### THE REQUEST:
Check each line of the entries below for the string "making"; copy every line where it appears.

### GIVEN RECORDS:
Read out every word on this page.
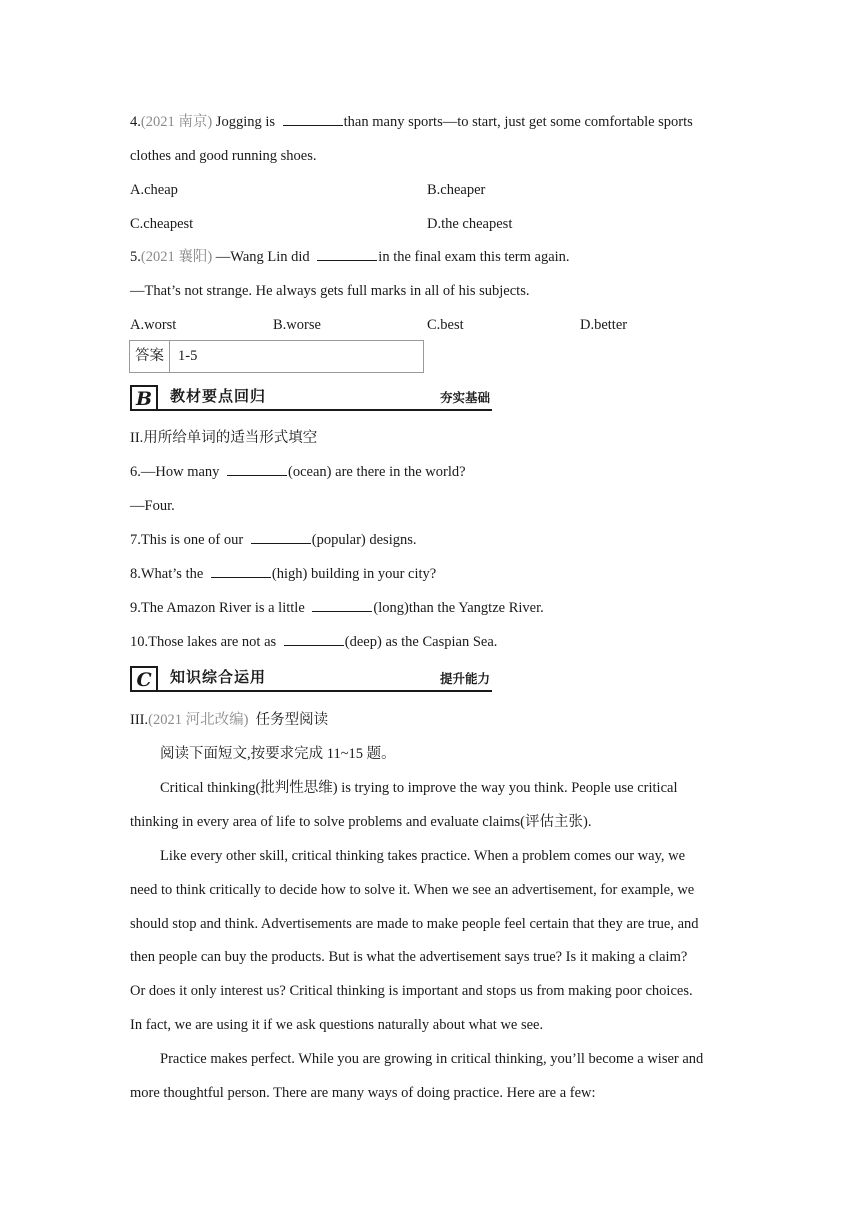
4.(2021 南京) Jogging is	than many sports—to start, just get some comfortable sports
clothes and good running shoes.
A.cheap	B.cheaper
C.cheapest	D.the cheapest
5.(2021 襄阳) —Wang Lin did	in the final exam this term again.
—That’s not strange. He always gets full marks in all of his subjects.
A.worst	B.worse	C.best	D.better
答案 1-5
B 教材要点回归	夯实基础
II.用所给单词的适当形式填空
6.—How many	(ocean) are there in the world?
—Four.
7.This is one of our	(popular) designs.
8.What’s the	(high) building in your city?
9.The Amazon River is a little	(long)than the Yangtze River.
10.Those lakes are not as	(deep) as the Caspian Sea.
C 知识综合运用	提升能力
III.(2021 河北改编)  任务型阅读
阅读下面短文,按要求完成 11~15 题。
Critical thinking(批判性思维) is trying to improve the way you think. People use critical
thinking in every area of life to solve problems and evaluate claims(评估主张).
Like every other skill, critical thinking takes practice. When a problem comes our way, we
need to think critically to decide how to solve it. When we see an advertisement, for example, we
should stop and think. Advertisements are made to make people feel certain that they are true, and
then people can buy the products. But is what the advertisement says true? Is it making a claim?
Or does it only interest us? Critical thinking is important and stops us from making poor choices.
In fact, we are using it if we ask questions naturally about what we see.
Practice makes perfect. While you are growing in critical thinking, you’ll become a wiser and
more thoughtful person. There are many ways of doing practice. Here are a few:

==

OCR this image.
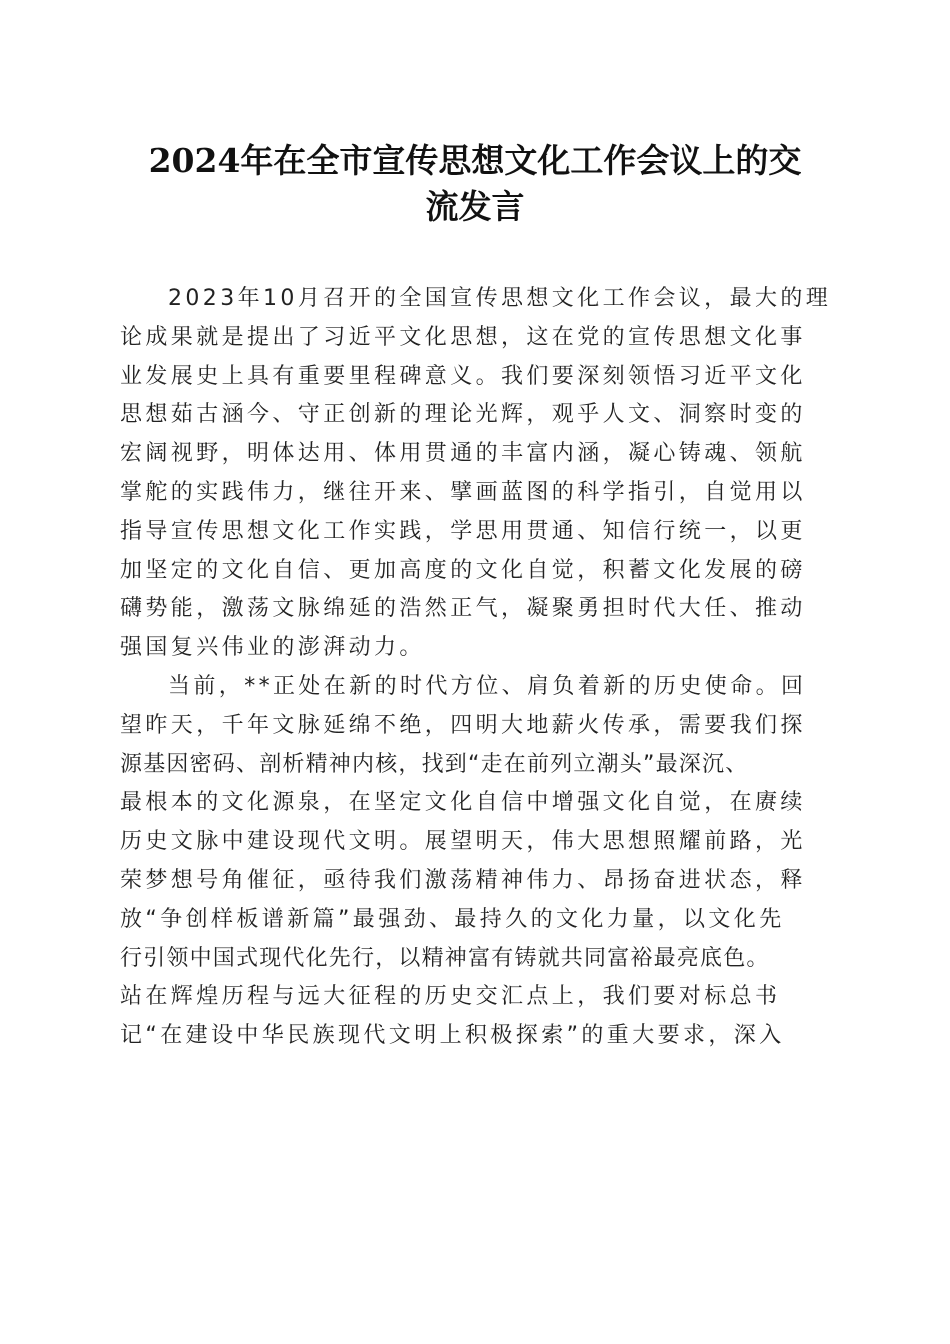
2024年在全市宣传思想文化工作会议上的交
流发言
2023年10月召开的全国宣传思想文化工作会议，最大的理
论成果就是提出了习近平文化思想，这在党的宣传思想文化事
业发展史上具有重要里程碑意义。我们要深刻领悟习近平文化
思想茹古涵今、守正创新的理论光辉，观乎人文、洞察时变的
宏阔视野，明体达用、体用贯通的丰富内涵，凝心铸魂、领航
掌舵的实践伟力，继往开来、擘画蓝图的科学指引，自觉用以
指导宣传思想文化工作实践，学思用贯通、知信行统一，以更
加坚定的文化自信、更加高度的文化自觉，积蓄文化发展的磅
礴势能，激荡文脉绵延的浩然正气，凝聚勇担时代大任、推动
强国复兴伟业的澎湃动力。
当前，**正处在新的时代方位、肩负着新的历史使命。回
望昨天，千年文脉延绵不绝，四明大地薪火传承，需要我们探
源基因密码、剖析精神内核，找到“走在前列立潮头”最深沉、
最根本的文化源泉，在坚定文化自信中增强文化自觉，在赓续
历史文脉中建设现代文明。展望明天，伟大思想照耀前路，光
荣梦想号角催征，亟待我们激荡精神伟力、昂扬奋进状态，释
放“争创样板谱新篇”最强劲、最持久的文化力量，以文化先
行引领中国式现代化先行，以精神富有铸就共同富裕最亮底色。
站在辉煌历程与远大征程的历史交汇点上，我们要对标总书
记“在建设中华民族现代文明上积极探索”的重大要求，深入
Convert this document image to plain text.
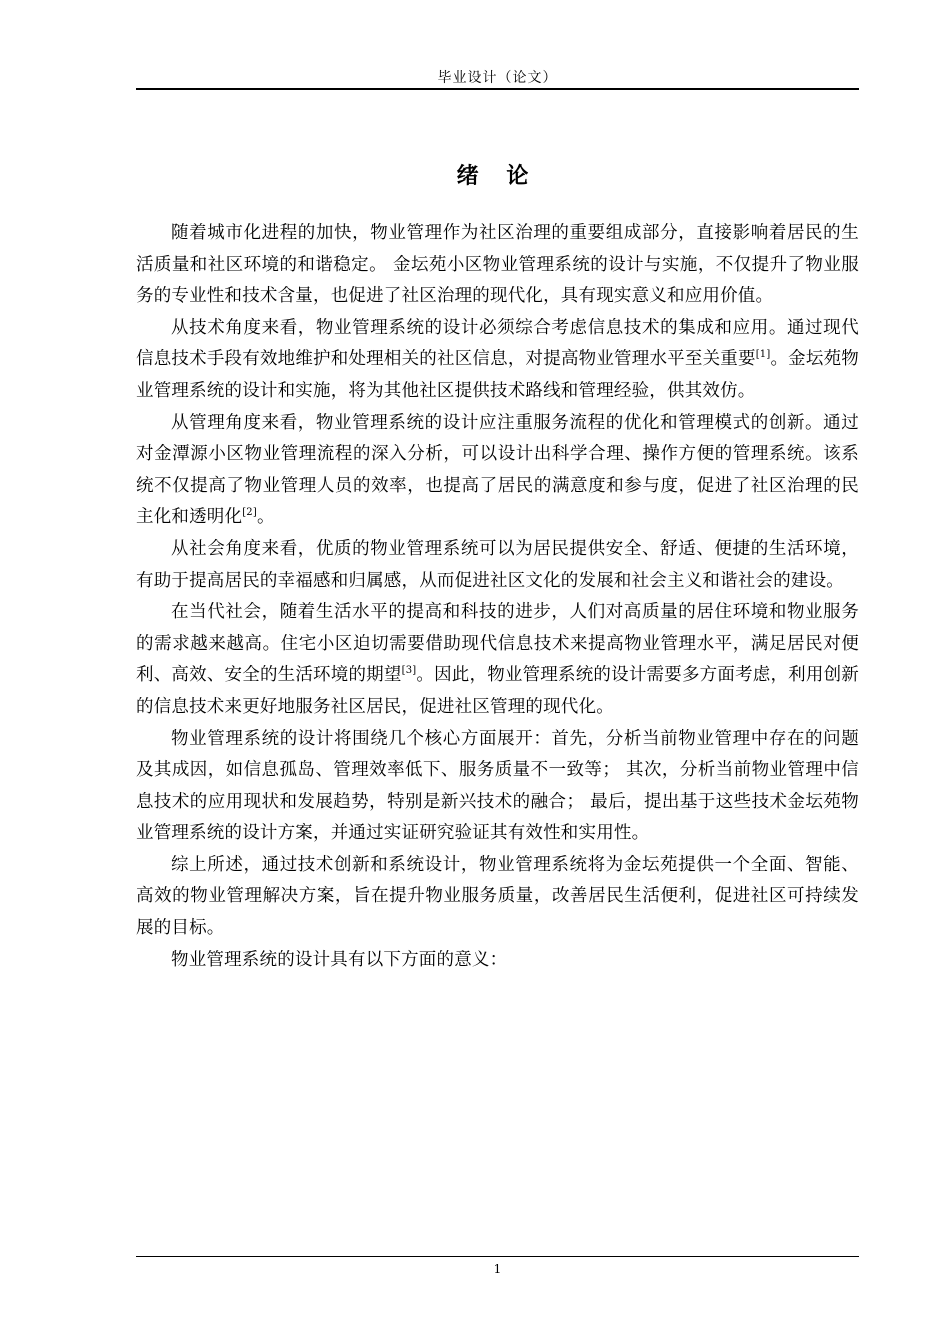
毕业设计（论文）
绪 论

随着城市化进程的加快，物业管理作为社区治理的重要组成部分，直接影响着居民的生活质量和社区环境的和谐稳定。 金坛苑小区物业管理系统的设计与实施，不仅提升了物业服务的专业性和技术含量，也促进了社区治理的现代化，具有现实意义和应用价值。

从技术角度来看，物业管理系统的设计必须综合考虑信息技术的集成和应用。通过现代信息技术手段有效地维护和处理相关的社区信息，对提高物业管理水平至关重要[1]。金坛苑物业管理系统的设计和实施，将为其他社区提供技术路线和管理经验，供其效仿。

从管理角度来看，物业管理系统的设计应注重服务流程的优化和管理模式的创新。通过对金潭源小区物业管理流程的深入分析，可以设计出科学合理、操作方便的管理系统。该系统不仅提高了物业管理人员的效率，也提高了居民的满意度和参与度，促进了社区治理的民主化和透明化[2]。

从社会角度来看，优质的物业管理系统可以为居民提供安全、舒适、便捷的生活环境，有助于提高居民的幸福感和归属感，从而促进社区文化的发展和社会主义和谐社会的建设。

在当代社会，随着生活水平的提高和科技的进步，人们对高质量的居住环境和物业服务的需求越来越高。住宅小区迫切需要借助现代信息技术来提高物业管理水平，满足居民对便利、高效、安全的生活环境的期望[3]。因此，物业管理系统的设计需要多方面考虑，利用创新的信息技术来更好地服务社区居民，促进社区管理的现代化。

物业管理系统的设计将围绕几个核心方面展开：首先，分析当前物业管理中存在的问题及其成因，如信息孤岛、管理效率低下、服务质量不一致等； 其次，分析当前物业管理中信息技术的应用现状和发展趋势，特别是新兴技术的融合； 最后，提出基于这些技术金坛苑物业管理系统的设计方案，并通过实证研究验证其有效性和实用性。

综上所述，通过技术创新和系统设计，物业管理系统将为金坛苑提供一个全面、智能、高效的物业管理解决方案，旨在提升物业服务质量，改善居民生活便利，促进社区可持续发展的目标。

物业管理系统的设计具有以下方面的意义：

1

### EXERCISE ANSWER:
then people can buy the products. But is what the advertisement says true? Is it making a claim?
Or does it only interest us? Critical thinking is important and stops us from making poor choices.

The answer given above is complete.